## DIRECTION
Restate the full set of records exactly, word for word.

# START OF PROVIDED RECORDS

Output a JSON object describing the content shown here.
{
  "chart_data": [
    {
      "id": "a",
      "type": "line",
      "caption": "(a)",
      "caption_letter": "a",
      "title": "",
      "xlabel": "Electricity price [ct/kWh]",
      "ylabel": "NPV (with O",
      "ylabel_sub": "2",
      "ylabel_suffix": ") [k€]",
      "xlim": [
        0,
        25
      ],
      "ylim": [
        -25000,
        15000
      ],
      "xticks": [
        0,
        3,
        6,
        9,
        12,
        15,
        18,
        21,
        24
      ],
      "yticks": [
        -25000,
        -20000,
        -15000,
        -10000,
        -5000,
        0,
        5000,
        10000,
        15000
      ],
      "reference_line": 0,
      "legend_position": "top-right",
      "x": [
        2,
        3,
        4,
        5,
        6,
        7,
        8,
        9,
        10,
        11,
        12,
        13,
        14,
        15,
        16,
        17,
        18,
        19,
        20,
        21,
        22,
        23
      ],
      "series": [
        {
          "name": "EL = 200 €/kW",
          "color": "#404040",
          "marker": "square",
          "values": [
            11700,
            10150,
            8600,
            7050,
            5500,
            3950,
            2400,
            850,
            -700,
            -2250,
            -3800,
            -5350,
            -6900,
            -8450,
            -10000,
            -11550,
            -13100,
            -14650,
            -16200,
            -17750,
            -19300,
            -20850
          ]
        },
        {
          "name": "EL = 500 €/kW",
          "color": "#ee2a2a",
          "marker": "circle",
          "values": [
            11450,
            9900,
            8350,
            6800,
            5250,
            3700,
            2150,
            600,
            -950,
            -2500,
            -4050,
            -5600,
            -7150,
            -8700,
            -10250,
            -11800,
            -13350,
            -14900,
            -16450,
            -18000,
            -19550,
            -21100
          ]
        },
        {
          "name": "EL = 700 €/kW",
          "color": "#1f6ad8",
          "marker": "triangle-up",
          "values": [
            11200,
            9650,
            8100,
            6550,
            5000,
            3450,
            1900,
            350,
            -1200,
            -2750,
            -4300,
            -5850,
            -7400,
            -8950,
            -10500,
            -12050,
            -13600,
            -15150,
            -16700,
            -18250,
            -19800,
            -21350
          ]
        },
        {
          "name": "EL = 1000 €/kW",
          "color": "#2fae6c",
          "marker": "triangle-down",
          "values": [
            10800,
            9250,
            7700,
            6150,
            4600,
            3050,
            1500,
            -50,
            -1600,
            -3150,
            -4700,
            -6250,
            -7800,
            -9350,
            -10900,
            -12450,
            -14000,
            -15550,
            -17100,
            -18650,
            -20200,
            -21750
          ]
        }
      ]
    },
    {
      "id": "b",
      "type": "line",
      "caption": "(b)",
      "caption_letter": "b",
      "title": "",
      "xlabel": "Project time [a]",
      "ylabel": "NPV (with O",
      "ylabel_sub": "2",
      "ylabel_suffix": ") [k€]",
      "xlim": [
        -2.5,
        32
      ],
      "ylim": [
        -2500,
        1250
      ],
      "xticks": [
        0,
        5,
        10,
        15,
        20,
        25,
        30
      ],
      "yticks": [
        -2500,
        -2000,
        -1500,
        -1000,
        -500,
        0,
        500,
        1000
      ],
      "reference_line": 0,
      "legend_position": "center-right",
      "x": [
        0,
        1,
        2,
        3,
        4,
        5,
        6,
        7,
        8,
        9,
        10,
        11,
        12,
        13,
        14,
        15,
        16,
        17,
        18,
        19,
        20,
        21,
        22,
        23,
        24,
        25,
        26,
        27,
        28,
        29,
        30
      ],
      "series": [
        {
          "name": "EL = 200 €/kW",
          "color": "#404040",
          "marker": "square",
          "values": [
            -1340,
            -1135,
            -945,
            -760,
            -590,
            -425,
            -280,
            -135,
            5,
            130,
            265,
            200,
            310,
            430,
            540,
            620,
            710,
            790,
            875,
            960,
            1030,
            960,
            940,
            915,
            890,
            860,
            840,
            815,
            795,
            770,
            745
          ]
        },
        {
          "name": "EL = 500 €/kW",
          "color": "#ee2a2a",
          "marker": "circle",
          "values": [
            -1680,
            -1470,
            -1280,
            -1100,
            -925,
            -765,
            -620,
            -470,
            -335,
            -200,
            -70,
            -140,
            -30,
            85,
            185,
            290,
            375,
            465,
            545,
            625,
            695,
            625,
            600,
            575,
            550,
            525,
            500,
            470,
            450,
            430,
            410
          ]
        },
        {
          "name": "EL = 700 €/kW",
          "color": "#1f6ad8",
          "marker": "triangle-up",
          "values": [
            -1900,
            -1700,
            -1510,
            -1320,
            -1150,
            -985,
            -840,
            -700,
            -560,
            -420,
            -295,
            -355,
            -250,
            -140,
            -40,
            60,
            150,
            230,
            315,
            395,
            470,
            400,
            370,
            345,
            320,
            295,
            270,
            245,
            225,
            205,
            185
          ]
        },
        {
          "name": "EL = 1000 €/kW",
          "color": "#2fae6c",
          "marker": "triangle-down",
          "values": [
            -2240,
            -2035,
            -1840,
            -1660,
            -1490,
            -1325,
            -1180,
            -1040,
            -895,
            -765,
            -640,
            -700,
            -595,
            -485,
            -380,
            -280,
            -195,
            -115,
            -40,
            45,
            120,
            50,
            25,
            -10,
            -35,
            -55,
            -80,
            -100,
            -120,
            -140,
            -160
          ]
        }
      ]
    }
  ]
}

# END OF PROVIDED RECORDS

## RESPONSE
Output a JSON object describing the content shown here.
{
  "chart_data": [
    {
      "id": "a",
      "type": "line",
      "caption": "(a)",
      "caption_letter": "a",
      "title": "",
      "xlabel": "Electricity price [ct/kWh]",
      "ylabel": "NPV (with O",
      "ylabel_sub": "2",
      "ylabel_suffix": ") [k€]",
      "xlim": [
        0,
        25
      ],
      "ylim": [
        -25000,
        15000
      ],
      "xticks": [
        0,
        3,
        6,
        9,
        12,
        15,
        18,
        21,
        24
      ],
      "yticks": [
        -25000,
        -20000,
        -15000,
        -10000,
        -5000,
        0,
        5000,
        10000,
        15000
      ],
      "reference_line": 0,
      "legend_position": "top-right",
      "x": [
        2,
        3,
        4,
        5,
        6,
        7,
        8,
        9,
        10,
        11,
        12,
        13,
        14,
        15,
        16,
        17,
        18,
        19,
        20,
        21,
        22,
        23
      ],
      "series": [
        {
          "name": "EL = 200 €/kW",
          "color": "#404040",
          "marker": "square",
          "values": [
            11700,
            10150,
            8600,
            7050,
            5500,
            3950,
            2400,
            850,
            -700,
            -2250,
            -3800,
            -5350,
            -6900,
            -8450,
            -10000,
            -11550,
            -13100,
            -14650,
            -16200,
            -17750,
            -19300,
            -20850
          ]
        },
        {
          "name": "EL = 500 €/kW",
          "color": "#ee2a2a",
          "marker": "circle",
          "values": [
            11450,
            9900,
            8350,
            6800,
            5250,
            3700,
            2150,
            600,
            -950,
            -2500,
            -4050,
            -5600,
            -7150,
            -8700,
            -10250,
            -11800,
            -13350,
            -14900,
            -16450,
            -18000,
            -19550,
            -21100
          ]
        },
        {
          "name": "EL = 700 €/kW",
          "color": "#1f6ad8",
          "marker": "triangle-up",
          "values": [
            11200,
            9650,
            8100,
            6550,
            5000,
            3450,
            1900,
            350,
            -1200,
            -2750,
            -4300,
            -5850,
            -7400,
            -8950,
            -10500,
            -12050,
            -13600,
            -15150,
            -16700,
            -18250,
            -19800,
            -21350
          ]
        },
        {
          "name": "EL = 1000 €/kW",
          "color": "#2fae6c",
          "marker": "triangle-down",
          "values": [
            10800,
            9250,
            7700,
            6150,
            4600,
            3050,
            1500,
            -50,
            -1600,
            -3150,
            -4700,
            -6250,
            -7800,
            -9350,
            -10900,
            -12450,
            -14000,
            -15550,
            -17100,
            -18650,
            -20200,
            -21750
          ]
        }
      ]
    },
    {
      "id": "b",
      "type": "line",
      "caption": "(b)",
      "caption_letter": "b",
      "title": "",
      "xlabel": "Project time [a]",
      "ylabel": "NPV (with O",
      "ylabel_sub": "2",
      "ylabel_suffix": ") [k€]",
      "xlim": [
        -2.5,
        32
      ],
      "ylim": [
        -2500,
        1250
      ],
      "xticks": [
        0,
        5,
        10,
        15,
        20,
        25,
        30
      ],
      "yticks": [
        -2500,
        -2000,
        -1500,
        -1000,
        -500,
        0,
        500,
        1000
      ],
      "reference_line": 0,
      "legend_position": "center-right",
      "x": [
        0,
        1,
        2,
        3,
        4,
        5,
        6,
        7,
        8,
        9,
        10,
        11,
        12,
        13,
        14,
        15,
        16,
        17,
        18,
        19,
        20,
        21,
        22,
        23,
        24,
        25,
        26,
        27,
        28,
        29,
        30
      ],
      "series": [
        {
          "name": "EL = 200 €/kW",
          "color": "#404040",
          "marker": "square",
          "values": [
            -1340,
            -1135,
            -945,
            -760,
            -590,
            -425,
            -280,
            -135,
            5,
            130,
            265,
            200,
            310,
            430,
            540,
            620,
            710,
            790,
            875,
            960,
            1030,
            960,
            940,
            915,
            890,
            860,
            840,
            815,
            795,
            770,
            745
          ]
        },
        {
          "name": "EL = 500 €/kW",
          "color": "#ee2a2a",
          "marker": "circle",
          "values": [
            -1680,
            -1470,
            -1280,
            -1100,
            -925,
            -765,
            -620,
            -470,
            -335,
            -200,
            -70,
            -140,
            -30,
            85,
            185,
            290,
            375,
            465,
            545,
            625,
            695,
            625,
            600,
            575,
            550,
            525,
            500,
            470,
            450,
            430,
            410
          ]
        },
        {
          "name": "EL = 700 €/kW",
          "color": "#1f6ad8",
          "marker": "triangle-up",
          "values": [
            -1900,
            -1700,
            -1510,
            -1320,
            -1150,
            -985,
            -840,
            -700,
            -560,
            -420,
            -295,
            -355,
            -250,
            -140,
            -40,
            60,
            150,
            230,
            315,
            395,
            470,
            400,
            370,
            345,
            320,
            295,
            270,
            245,
            225,
            205,
            185
          ]
        },
        {
          "name": "EL = 1000 €/kW",
          "color": "#2fae6c",
          "marker": "triangle-down",
          "values": [
            -2240,
            -2035,
            -1840,
            -1660,
            -1490,
            -1325,
            -1180,
            -1040,
            -895,
            -765,
            -640,
            -700,
            -595,
            -485,
            -380,
            -280,
            -195,
            -115,
            -40,
            45,
            120,
            50,
            25,
            -10,
            -35,
            -55,
            -80,
            -100,
            -120,
            -140,
            -160
          ]
        }
      ]
    }
  ]
}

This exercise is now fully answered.